+++ TEXT +++
Results from laboratory experiments have shown that temperature plays a significant role in the growth and survival of B. pseudomallei in spiked soil or water samples. B. pseudomallei could survive for over 720 days in normal saline water at temperatures between 24^oC and 32^oC, but its cultivability decreased significantly when the temperature was below 16^oC or above 40^oC [28]. In the environment mimicking slurry soils, B. pseudomallei exhibited obvious growth at temperatures ranging from 25^oC to 42^oC (with optimal growth at 37^oC and 42^oC), while its specific growth rate decreased significantly when temperatures fell below 22^oC or rose above 45^oC [21]. Our study observed the lowest monthly average temperatures in January and February, with several weeks experiencing daily average temperatures below 16^oC. These low temperatures likely affected the growth and survival of B. pseudomallei, which may explain the lowest positive culture rates of B. pseudomallei observed in the winter. In contrast, the highest monthly average temperature occurred in June, ranging from 27.5^oC to 32.5^oC, within the temperature range that supported the growth of B. pseudomallei [21]. Additionally, an increase to the optimal growth temperature has been reported to promote the expression of flagella in B. pseudomallei, potentially facilitating bacterial motility and spread [29]. This combination may explain the highest positive culture rates of B. pseudomallei observed during the hot summer and autumn months (Fig 2).
+++ STORED DATA +++
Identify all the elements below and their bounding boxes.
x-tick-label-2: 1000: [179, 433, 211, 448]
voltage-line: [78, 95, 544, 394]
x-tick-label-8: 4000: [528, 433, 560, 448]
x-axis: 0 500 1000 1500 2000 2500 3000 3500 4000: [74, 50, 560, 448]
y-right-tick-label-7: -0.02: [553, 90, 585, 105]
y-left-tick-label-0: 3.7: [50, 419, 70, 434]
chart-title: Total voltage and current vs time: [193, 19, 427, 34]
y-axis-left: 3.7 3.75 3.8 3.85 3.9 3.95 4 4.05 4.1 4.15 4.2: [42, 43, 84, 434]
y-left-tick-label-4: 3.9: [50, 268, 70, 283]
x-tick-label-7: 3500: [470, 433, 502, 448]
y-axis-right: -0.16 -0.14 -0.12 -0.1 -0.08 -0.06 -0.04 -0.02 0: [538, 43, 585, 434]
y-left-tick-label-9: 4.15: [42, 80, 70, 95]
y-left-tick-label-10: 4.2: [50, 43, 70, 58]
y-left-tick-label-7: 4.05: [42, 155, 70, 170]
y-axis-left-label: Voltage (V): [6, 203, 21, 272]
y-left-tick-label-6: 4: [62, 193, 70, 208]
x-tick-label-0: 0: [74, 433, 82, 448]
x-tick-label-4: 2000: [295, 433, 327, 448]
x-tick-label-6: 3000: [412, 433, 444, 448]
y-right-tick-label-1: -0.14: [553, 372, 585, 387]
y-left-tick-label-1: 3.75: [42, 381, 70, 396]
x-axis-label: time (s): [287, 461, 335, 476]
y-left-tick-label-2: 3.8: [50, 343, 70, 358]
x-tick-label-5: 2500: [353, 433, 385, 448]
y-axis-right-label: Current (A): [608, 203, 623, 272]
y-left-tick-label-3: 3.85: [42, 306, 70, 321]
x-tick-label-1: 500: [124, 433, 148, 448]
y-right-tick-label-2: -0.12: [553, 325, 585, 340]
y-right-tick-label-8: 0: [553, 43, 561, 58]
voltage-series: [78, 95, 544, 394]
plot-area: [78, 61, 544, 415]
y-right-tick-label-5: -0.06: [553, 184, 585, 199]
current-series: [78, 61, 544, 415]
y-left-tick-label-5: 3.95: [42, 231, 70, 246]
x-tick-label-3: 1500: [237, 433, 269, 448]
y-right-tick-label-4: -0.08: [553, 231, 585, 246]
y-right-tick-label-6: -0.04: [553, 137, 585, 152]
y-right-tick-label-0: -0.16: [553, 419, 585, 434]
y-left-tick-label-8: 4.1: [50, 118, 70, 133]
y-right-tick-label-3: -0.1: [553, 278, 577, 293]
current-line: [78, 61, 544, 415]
+++
*WORK INSTRUCTION 1:*
In the passage on temperature and B. pseudomallei, how long could the bacterium survive in normal saline water at temperatures between 24°C and 32°C?
*WORK INSTRUCTION 2:*
Extend the passage on temperature and B. pseudomallei, picking up after its final sentence.

*ANSWER SECTION 1:*
Over 720 days.

*ANSWER SECTION 2:*
The incubation period for melioidosis has been estimated to be between 1 and 21 days [30]. Recent studies found that the time interval between presumptive infection and hospital admission is within a week after severe rainfalls [16,17] or up to three weeks after normal rainfalls [17]. Among three clusters of melioidosis cases observed in our study, the second cluster occurred after two mild tropical depressions that affected north-central Vietnam: one on July 15^th, with a total rainfall of 355 mm over 7 days, and another on August 16^th, with a total rainfall of 173 mm over 3 days. This phenomenon was similar to reports from other endemic areas showing increased case numbers after consecutive heavy rainfalls. Notably, the third cluster occurred after rice harvesting activities rather than extreme weather events. There were two rice harvesting seasons in the year: one was at the end of May (the first rice crop), and another was at the end of September (the second rice crop). Although weather variables such as average monthly rainfall and maximum wind speed were similar between May and September (Fig 2), the positive culture rate of B. pseudomallei and its cell counts were higher in September. This suggests that a higher occurrence and/or bacterial load of B. pseudomallei in paddy field water in September may have contributed to successful infections when farmers were exposed to contaminated surface waters during harvesting activities, resulting in increased melioidosis cases.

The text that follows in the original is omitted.